Now, speaking on The Kyle Walker Podcast, the former Manchester City defender has provided clarity, as he claimed it wasn’t an insult, but a tactical reality.

“It wasn’t me saying to Joao, ‘you’re not Messi, pass the ball’,” Walker explained. “It was saying ‘let’s make sure we have a process’. He agreed with me and said we need to have more passes and a bit more control.”

Walker highlighted that only a select few players in the world can afford to take the game into their own hands consistently.

He went on:“The comment I said was nobody is Messi. That’s in every team in the world, bar certain individuals who can turn a game on its head. I give them their plaudits – it’s Kylian Mbappe, Vinicius Jr, Mo Salah, and Ousmane Dembele, who has been on fire since the start of the year.”

Chelsea fans have seen flashes of brilliance from Felix, but consistency was lacking, as is now happening at AC Milan.

Walker suggests, without the status or output of a Messi, Mbappe or Salah, every player—no matter how stylish—must buy into the collective system.

Walker continued: “Apart from that, you say it’s a team game. What I was saying to Joao is [Rafael] Leao is fantastic – one of those players you can give the ball to and he can go past three, four, five players and put it in the top bin.

§ **STORED DATA**
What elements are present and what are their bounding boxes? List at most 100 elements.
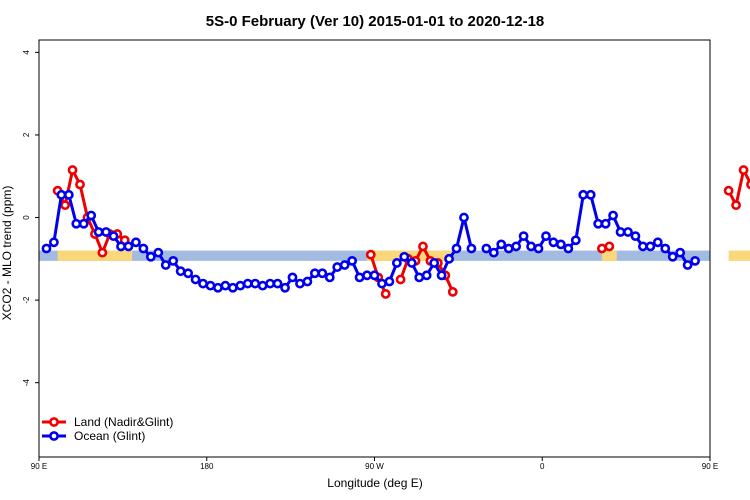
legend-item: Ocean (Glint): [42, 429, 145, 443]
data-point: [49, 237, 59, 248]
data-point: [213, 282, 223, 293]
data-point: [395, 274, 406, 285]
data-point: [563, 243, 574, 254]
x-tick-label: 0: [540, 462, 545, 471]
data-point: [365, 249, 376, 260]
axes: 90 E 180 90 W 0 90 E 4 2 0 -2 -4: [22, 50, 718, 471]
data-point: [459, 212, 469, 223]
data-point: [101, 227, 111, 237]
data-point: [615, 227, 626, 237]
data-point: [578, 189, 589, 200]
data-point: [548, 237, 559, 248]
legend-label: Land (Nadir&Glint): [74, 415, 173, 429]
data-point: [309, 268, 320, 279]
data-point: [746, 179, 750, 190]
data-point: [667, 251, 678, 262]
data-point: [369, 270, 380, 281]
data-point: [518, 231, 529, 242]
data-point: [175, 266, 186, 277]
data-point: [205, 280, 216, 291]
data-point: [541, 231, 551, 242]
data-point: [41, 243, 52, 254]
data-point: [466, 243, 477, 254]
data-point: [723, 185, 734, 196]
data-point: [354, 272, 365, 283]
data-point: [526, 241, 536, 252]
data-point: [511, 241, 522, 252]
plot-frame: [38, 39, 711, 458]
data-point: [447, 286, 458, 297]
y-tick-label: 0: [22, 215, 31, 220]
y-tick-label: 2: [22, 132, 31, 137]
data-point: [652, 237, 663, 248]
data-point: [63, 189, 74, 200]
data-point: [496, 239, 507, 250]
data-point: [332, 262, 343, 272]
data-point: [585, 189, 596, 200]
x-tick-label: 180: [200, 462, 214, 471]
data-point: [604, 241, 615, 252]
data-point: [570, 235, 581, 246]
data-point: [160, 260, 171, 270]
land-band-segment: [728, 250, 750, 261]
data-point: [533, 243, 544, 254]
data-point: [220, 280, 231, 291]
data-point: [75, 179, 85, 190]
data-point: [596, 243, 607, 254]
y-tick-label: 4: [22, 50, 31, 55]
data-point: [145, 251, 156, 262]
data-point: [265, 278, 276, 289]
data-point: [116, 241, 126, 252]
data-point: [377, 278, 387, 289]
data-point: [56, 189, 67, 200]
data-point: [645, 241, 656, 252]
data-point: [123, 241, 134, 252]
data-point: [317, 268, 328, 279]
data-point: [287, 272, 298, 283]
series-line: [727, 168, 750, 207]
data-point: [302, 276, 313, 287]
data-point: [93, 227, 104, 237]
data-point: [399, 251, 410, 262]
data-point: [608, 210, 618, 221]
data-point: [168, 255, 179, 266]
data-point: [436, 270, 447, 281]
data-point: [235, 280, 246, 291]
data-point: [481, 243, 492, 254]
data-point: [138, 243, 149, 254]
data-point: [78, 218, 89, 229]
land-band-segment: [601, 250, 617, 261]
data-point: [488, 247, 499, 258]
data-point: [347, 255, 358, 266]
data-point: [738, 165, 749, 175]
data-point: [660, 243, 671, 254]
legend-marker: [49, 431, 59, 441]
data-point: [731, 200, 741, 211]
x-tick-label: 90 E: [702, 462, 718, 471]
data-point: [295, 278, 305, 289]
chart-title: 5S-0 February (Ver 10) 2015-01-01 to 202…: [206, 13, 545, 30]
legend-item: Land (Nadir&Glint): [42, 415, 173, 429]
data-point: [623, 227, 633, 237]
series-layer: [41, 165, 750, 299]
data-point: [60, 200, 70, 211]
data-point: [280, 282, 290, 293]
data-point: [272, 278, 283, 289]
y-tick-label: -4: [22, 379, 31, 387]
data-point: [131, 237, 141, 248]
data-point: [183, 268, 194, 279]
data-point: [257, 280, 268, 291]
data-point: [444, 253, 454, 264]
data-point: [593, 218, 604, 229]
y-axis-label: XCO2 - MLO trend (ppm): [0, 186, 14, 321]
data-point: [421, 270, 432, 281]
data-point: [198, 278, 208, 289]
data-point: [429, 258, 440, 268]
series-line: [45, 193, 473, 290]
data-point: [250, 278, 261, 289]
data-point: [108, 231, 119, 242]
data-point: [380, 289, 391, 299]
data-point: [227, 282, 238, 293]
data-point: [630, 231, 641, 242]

==

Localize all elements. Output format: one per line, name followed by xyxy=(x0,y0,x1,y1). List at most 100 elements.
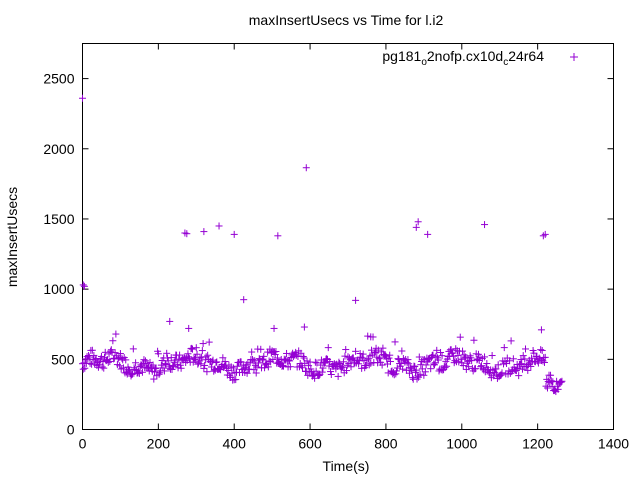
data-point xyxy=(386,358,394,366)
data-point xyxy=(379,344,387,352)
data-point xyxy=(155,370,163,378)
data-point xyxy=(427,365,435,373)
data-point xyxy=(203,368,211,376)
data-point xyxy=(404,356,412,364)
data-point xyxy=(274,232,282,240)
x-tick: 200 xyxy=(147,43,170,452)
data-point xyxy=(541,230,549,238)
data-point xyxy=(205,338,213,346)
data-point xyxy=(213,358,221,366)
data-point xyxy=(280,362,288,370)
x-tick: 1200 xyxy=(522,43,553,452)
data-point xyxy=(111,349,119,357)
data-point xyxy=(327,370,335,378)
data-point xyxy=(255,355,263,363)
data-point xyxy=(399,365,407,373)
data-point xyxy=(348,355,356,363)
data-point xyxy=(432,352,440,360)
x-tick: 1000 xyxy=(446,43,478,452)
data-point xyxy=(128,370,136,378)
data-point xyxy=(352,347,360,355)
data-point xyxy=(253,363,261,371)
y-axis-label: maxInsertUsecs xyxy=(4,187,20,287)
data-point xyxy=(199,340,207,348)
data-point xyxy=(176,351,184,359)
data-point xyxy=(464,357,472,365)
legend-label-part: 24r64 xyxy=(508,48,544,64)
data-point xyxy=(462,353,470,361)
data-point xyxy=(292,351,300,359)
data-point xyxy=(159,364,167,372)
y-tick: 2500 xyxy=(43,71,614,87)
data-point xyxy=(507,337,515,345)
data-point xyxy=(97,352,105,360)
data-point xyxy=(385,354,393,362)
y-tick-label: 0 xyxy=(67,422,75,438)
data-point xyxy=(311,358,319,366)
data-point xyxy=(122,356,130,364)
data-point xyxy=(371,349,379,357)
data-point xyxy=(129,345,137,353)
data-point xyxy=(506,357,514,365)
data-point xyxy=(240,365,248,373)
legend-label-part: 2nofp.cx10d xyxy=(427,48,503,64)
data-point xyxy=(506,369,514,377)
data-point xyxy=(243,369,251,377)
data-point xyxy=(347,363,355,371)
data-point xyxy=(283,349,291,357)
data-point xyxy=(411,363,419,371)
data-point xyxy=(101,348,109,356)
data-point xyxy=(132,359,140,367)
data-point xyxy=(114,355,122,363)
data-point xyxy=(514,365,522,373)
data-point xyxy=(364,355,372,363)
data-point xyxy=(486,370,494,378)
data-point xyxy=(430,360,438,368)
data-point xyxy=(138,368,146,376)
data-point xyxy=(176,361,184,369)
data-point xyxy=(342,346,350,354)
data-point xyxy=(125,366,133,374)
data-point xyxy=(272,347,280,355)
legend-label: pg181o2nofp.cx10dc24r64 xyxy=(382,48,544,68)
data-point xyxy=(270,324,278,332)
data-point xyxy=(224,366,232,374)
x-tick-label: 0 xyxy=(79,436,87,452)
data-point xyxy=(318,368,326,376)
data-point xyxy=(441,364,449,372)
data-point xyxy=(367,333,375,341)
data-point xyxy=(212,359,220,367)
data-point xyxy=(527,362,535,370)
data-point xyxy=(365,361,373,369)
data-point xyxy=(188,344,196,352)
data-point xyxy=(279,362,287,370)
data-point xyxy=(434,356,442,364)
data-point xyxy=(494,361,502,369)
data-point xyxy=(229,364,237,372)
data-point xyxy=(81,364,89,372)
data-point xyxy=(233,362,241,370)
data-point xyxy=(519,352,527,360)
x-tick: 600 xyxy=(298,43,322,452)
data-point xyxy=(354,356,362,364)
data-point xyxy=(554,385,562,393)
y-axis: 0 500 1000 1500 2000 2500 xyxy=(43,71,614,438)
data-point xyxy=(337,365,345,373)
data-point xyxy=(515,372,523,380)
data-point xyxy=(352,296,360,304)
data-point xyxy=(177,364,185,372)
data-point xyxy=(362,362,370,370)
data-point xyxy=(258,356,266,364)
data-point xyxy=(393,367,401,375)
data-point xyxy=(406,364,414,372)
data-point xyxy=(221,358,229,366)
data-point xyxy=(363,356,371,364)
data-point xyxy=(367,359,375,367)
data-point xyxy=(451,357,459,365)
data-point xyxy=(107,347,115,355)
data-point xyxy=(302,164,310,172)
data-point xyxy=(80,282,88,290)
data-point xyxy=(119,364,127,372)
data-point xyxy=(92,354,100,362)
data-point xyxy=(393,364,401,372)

§ **WORK TO COMPLETE**
1 - In the passage about Kyle Walker's comment to Joao Felix, which players does Walker name as individuals who can turn a game on its head? List all of them.
2 - Continue the passage about Kyle Walker's comment to Joao Felix from its last sentence.

§ **EXERCISE ANSWERS**
1 - Kylian Mbappe, Vinicius Jr, Mo Salah, Ousmane Dembele

2 -
“At City, most of our joy over the last number of years was from a process. Everything was about knowing where you were on the pitch, working through passes.”

He concluded:“If you have a player like Messi, he can take on four players and score. It makes the game easier. But against good-level opposition like Napoli, I feel you need a process of passing the ball and wearing them down. Then the gaps appear. That was the conversation with Joao.”

If Felix returns to Chelsea, fans should hope he’s taken Walker’s message to heart. At a club desperate to return to the top, individual brilliance has its place—but only if it operates within a well-drilled team framework.